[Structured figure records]
* begin *

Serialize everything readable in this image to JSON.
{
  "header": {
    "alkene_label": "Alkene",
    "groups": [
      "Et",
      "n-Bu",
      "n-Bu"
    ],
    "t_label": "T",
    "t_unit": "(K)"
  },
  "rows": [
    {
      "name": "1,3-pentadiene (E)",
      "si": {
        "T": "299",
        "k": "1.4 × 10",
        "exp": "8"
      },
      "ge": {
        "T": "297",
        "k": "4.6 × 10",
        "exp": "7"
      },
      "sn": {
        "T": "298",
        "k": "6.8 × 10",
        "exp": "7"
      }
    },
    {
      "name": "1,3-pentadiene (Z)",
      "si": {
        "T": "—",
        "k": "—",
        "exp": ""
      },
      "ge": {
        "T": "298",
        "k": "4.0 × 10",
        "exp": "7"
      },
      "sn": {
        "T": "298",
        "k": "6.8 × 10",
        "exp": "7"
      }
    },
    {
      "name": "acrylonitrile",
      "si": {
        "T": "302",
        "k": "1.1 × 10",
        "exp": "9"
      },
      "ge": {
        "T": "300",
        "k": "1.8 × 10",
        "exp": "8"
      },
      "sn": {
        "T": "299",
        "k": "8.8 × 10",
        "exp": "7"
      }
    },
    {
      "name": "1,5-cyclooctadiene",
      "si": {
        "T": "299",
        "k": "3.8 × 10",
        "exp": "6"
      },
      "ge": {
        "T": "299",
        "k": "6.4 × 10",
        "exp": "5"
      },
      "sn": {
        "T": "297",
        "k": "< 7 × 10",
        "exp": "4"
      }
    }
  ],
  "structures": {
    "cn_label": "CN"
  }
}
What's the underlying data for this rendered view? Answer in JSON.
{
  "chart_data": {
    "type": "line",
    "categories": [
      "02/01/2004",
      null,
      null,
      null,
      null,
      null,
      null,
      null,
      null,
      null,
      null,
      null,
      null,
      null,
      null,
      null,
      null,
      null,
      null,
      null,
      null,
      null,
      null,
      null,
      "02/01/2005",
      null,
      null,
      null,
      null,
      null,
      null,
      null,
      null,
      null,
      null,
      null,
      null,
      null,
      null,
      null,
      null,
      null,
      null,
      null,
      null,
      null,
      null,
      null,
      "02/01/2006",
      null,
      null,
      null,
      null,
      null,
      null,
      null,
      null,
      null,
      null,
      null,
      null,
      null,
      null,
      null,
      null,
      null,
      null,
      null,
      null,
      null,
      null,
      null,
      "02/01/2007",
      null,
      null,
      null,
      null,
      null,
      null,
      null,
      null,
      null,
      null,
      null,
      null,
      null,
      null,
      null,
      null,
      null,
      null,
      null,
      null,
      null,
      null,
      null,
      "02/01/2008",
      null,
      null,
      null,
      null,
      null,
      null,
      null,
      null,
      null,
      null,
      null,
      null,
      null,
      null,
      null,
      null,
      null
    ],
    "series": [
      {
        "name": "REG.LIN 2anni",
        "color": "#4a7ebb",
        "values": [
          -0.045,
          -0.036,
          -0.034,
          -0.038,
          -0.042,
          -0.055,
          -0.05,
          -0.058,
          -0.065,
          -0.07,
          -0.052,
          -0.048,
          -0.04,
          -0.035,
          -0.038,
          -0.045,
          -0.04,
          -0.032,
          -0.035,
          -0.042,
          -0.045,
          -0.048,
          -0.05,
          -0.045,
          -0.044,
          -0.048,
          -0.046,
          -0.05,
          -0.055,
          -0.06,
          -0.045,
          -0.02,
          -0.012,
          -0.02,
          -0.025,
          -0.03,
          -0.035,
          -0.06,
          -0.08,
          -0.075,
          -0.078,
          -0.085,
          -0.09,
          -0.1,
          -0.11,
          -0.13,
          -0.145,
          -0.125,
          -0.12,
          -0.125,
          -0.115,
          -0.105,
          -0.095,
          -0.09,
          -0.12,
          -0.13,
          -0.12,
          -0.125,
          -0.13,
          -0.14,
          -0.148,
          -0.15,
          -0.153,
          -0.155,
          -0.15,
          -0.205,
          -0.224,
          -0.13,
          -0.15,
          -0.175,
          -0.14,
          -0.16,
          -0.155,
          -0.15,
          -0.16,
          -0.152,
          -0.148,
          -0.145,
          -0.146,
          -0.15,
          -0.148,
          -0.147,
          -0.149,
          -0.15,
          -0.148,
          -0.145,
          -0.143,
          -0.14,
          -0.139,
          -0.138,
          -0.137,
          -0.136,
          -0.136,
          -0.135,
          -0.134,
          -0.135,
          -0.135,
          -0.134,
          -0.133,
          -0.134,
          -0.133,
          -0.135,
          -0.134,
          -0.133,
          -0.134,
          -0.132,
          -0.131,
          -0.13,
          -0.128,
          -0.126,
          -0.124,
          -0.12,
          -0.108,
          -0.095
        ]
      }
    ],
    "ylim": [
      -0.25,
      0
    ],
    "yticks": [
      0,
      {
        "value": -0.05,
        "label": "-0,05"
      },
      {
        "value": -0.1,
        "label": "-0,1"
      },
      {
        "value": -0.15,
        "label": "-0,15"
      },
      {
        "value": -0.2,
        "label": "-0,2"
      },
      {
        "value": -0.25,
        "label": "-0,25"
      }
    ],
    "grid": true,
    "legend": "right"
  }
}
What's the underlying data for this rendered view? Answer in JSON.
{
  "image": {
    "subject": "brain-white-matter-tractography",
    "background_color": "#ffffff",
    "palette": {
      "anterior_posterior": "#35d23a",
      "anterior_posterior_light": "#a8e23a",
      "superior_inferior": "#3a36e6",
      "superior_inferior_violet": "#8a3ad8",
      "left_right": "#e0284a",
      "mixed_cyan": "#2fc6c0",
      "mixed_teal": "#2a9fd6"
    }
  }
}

* end *
* begin *

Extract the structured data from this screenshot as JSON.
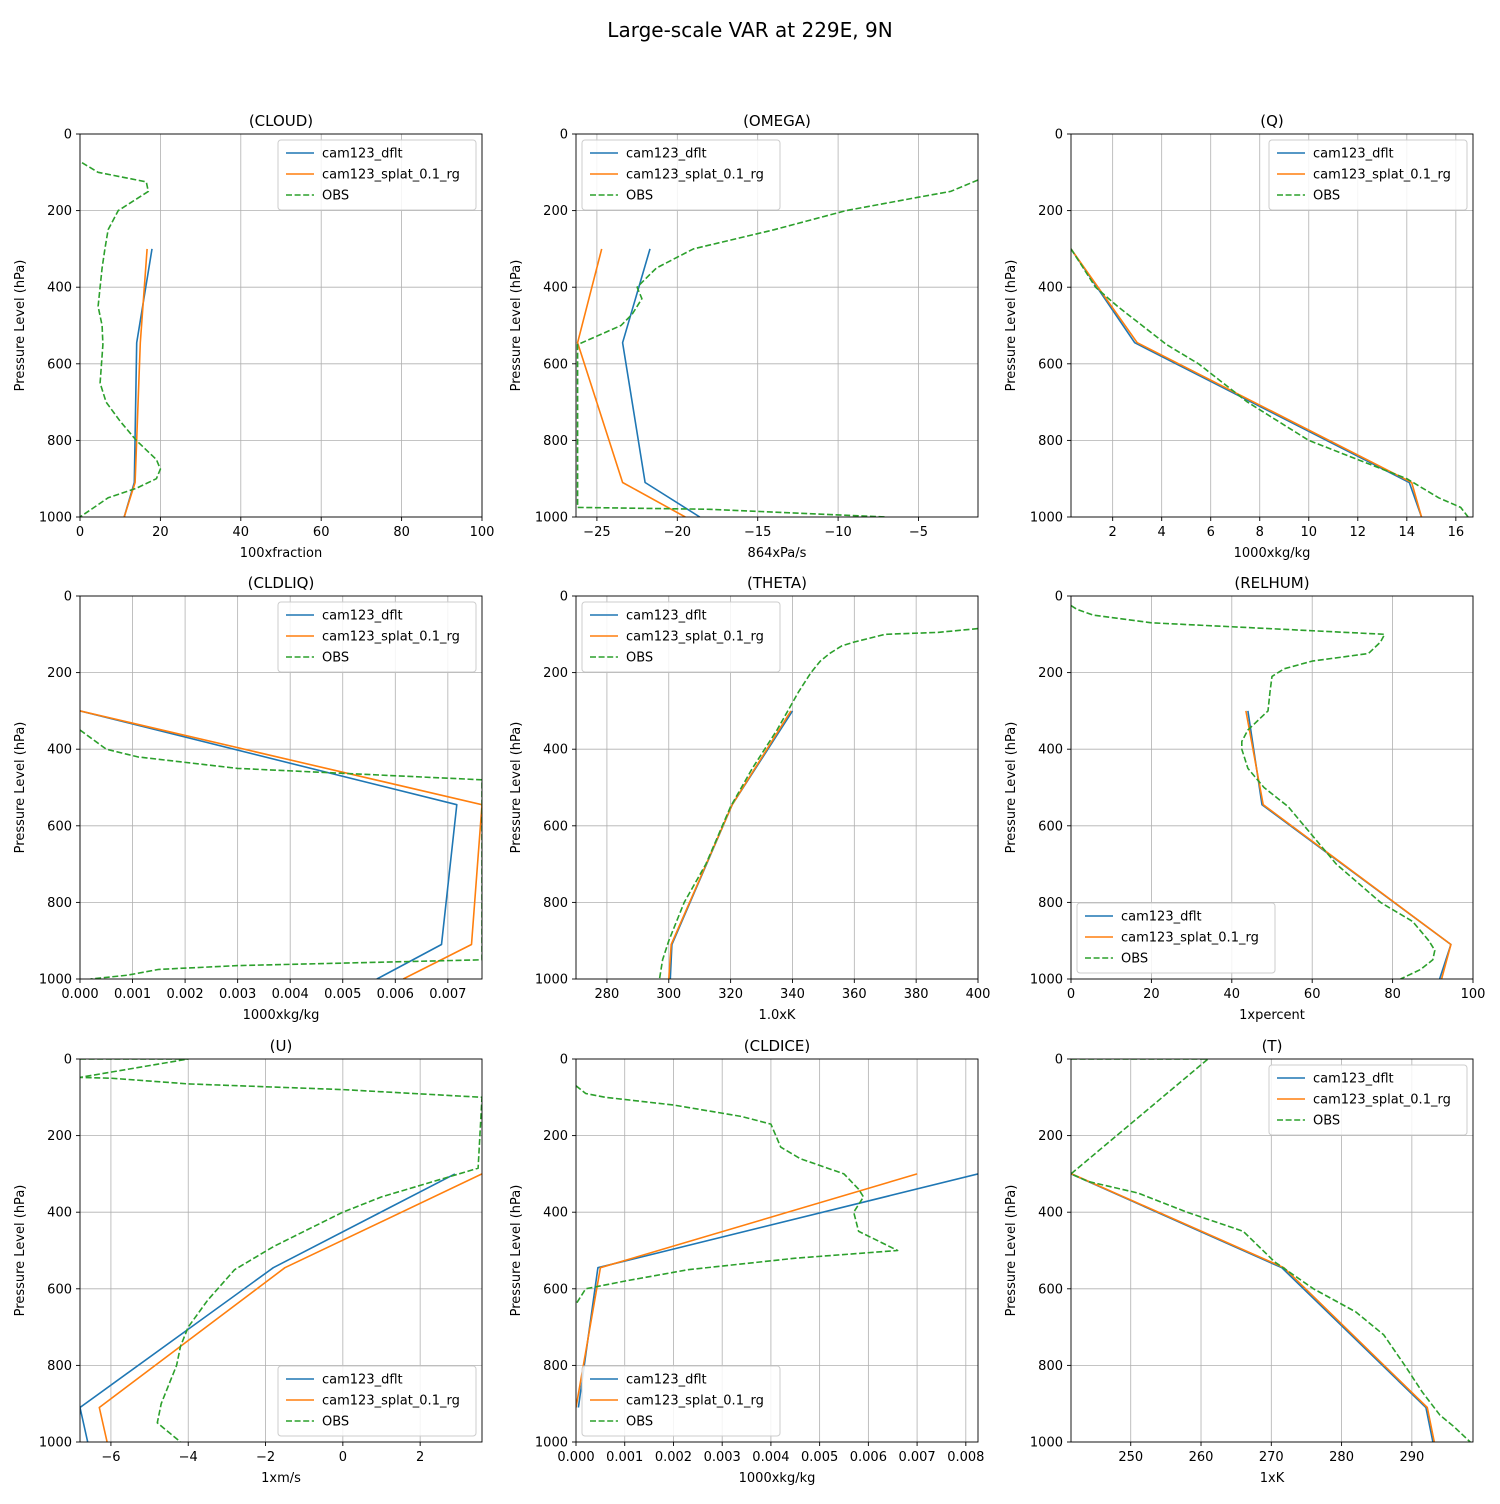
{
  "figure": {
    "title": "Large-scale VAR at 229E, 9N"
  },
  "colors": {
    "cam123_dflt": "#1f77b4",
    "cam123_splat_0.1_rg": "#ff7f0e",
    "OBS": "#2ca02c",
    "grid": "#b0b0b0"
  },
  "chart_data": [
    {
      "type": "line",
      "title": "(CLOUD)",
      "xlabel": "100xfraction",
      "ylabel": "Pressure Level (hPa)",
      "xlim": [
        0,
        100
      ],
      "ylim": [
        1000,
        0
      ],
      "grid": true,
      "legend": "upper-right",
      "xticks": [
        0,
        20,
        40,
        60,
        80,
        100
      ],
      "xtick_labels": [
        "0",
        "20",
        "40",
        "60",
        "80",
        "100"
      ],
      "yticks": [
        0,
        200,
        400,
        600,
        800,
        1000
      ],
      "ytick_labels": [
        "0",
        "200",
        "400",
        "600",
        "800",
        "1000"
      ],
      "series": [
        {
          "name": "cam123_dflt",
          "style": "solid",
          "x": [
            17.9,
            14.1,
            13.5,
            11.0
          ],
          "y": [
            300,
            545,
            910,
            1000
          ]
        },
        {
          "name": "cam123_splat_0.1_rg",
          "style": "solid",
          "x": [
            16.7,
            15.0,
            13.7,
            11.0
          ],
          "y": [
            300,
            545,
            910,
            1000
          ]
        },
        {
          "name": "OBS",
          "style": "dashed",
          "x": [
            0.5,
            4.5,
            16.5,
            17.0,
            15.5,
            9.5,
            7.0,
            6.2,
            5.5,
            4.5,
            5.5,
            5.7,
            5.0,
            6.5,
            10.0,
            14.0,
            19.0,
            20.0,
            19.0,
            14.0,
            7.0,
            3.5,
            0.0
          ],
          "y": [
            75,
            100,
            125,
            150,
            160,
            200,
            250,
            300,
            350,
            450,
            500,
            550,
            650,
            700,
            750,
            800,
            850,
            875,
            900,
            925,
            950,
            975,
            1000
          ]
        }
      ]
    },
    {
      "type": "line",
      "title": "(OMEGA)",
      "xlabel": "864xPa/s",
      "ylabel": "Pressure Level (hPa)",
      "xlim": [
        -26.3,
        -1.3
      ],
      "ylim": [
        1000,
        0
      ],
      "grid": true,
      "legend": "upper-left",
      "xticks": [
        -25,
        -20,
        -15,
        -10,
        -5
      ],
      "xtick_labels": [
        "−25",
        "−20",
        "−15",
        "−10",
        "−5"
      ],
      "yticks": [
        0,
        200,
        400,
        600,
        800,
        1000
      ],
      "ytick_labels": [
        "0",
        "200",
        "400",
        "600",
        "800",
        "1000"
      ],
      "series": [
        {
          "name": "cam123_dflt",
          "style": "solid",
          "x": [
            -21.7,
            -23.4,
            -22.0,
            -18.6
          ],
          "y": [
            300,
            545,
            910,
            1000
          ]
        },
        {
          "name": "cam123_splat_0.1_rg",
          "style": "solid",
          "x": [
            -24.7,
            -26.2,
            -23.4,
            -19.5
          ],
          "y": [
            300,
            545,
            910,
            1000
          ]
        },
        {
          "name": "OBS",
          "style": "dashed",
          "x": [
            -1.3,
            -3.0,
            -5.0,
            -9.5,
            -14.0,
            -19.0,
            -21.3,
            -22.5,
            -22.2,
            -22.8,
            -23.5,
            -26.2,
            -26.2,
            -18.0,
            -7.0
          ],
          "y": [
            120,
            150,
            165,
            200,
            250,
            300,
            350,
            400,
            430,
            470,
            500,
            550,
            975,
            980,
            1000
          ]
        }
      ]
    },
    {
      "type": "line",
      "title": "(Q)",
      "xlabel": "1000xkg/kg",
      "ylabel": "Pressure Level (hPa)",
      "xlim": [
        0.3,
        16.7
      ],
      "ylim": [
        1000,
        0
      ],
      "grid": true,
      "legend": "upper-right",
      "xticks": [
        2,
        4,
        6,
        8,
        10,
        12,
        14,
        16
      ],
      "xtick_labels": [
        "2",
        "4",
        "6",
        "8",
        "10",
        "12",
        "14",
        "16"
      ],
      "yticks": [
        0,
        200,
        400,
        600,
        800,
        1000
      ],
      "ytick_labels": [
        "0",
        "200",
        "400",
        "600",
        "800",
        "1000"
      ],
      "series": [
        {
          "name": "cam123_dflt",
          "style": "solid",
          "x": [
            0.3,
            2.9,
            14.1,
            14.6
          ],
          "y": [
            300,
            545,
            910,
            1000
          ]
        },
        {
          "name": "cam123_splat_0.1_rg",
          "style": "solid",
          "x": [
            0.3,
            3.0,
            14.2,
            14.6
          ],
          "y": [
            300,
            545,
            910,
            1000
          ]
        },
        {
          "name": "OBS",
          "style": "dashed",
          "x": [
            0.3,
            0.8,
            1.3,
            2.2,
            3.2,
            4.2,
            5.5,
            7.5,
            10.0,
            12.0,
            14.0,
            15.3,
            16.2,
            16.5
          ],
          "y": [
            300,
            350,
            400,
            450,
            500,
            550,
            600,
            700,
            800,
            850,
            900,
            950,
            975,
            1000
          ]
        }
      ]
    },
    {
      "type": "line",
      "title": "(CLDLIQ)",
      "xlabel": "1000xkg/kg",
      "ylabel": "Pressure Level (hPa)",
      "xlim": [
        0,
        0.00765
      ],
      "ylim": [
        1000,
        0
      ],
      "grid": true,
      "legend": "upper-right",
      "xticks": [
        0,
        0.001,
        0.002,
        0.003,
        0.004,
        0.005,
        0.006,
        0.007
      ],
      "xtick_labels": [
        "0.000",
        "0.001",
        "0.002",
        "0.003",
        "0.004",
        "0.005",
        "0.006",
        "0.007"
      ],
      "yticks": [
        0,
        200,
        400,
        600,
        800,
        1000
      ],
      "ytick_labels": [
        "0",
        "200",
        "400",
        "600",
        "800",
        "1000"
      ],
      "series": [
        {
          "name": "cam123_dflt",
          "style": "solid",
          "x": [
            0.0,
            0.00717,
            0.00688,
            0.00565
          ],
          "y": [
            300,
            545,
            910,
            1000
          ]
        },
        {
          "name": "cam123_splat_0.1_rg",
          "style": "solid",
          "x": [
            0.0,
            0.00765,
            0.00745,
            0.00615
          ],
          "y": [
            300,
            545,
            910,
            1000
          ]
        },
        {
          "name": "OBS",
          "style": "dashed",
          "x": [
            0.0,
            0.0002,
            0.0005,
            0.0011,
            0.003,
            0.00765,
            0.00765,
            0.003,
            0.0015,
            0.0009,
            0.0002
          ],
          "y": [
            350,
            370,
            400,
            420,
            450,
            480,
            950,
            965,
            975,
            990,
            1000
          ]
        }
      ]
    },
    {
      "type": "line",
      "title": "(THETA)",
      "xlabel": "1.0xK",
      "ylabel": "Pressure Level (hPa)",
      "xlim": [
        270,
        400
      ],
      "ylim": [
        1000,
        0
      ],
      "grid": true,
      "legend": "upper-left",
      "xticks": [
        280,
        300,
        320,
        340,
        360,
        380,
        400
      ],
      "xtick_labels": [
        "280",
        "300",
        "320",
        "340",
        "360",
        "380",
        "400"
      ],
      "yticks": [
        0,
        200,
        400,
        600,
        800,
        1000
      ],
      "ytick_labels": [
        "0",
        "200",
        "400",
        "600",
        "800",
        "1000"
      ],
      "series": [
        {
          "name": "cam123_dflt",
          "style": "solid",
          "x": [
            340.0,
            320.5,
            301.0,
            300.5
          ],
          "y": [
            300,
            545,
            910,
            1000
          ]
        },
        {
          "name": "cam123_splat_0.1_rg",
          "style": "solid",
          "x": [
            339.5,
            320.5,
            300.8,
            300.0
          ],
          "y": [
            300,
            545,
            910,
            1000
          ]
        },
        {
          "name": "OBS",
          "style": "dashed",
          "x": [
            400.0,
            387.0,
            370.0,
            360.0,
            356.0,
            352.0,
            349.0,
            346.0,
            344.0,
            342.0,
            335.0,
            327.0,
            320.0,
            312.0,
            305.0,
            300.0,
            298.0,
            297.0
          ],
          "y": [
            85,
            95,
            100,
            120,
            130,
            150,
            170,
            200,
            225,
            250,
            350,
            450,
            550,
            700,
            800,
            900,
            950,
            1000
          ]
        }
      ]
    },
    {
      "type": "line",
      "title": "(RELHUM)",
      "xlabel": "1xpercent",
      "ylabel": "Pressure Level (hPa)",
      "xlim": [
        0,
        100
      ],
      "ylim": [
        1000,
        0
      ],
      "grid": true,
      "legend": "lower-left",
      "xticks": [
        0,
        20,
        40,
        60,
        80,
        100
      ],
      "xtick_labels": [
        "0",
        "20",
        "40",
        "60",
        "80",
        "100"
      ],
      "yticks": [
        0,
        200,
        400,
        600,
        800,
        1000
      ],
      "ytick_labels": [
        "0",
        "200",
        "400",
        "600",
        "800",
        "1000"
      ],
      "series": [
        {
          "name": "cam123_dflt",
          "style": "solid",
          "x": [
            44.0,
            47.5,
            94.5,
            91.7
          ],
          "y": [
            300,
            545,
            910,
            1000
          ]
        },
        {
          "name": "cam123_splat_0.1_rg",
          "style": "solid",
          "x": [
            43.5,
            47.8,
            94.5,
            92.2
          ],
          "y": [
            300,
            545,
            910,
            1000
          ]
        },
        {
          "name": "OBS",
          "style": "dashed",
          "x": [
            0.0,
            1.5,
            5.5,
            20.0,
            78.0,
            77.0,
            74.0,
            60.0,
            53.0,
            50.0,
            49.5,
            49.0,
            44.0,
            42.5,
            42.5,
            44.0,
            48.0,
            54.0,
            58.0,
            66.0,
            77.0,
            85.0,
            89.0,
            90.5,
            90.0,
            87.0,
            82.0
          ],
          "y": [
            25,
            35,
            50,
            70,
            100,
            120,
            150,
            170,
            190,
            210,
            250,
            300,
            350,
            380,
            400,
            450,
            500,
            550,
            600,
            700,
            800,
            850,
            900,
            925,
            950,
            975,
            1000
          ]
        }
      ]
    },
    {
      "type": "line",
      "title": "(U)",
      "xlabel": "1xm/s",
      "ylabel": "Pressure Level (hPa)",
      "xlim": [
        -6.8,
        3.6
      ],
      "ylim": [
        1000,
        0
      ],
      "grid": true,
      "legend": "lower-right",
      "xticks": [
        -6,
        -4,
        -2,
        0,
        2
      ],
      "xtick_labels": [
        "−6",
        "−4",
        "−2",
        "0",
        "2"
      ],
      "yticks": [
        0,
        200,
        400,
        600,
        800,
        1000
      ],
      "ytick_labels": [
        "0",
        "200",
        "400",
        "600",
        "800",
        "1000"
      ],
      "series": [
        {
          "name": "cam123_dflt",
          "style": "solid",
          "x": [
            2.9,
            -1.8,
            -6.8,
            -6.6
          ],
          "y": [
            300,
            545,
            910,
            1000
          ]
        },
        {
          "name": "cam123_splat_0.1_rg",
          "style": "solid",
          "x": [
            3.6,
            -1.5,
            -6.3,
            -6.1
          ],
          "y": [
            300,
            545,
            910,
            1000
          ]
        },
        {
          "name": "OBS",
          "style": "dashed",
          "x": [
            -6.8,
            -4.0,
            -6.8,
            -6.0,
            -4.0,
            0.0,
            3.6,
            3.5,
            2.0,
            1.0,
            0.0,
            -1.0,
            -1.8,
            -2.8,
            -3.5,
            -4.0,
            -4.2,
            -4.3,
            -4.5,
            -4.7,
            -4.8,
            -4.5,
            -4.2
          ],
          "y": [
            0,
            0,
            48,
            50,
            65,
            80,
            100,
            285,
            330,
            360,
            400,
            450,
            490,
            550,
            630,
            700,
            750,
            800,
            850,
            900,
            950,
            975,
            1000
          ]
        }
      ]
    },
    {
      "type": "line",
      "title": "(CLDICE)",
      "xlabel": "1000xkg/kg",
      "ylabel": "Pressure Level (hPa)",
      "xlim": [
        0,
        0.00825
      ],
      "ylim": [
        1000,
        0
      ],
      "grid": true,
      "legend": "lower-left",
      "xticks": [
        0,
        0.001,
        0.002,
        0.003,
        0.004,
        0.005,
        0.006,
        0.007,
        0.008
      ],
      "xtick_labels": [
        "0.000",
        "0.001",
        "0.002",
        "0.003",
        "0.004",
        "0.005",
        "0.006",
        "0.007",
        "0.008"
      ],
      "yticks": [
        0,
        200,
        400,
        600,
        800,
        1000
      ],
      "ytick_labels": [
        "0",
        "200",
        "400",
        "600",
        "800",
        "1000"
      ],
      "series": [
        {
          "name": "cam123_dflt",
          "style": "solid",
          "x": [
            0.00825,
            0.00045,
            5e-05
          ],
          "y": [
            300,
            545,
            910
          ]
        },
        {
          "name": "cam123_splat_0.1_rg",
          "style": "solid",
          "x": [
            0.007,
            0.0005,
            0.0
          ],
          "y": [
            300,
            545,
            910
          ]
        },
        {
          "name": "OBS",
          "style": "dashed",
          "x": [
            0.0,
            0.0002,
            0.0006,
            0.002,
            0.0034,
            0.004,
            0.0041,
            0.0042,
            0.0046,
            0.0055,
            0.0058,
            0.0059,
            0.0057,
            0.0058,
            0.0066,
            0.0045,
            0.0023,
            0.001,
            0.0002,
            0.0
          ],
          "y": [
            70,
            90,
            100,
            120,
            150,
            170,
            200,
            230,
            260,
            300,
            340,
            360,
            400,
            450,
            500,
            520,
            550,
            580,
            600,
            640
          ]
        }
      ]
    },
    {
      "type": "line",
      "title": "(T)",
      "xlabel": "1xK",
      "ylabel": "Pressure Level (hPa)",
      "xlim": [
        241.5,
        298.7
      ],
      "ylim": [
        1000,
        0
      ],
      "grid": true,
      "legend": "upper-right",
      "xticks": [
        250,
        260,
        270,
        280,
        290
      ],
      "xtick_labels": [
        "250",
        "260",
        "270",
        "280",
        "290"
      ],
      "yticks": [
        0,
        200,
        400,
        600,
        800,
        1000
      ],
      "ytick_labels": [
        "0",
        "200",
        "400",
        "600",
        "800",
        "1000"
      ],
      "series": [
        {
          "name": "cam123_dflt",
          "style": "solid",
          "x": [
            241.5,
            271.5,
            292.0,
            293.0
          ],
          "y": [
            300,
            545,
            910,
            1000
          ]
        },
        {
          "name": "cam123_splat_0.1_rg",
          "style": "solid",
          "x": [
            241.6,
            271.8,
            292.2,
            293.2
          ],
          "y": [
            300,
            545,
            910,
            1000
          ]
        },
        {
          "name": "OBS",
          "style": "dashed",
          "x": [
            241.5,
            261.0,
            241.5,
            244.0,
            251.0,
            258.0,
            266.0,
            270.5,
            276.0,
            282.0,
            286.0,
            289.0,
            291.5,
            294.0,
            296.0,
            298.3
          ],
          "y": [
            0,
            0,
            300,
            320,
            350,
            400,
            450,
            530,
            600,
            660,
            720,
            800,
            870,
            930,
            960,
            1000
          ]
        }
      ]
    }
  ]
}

* end *

TASK INSTRUCTIONS:
Scan the listing above. Gather each line that contains the word "xlabel".

OUTPUT BELOW:
      "xlabel": "100xfraction",
      "xlabel": "864xPa/s",
      "xlabel": "1000xkg/kg",
      "xlabel": "1000xkg/kg",
      "xlabel": "1.0xK",
      "xlabel": "1xpercent",
      "xlabel": "1xm/s",
      "xlabel": "1000xkg/kg",
      "xlabel": "1xK",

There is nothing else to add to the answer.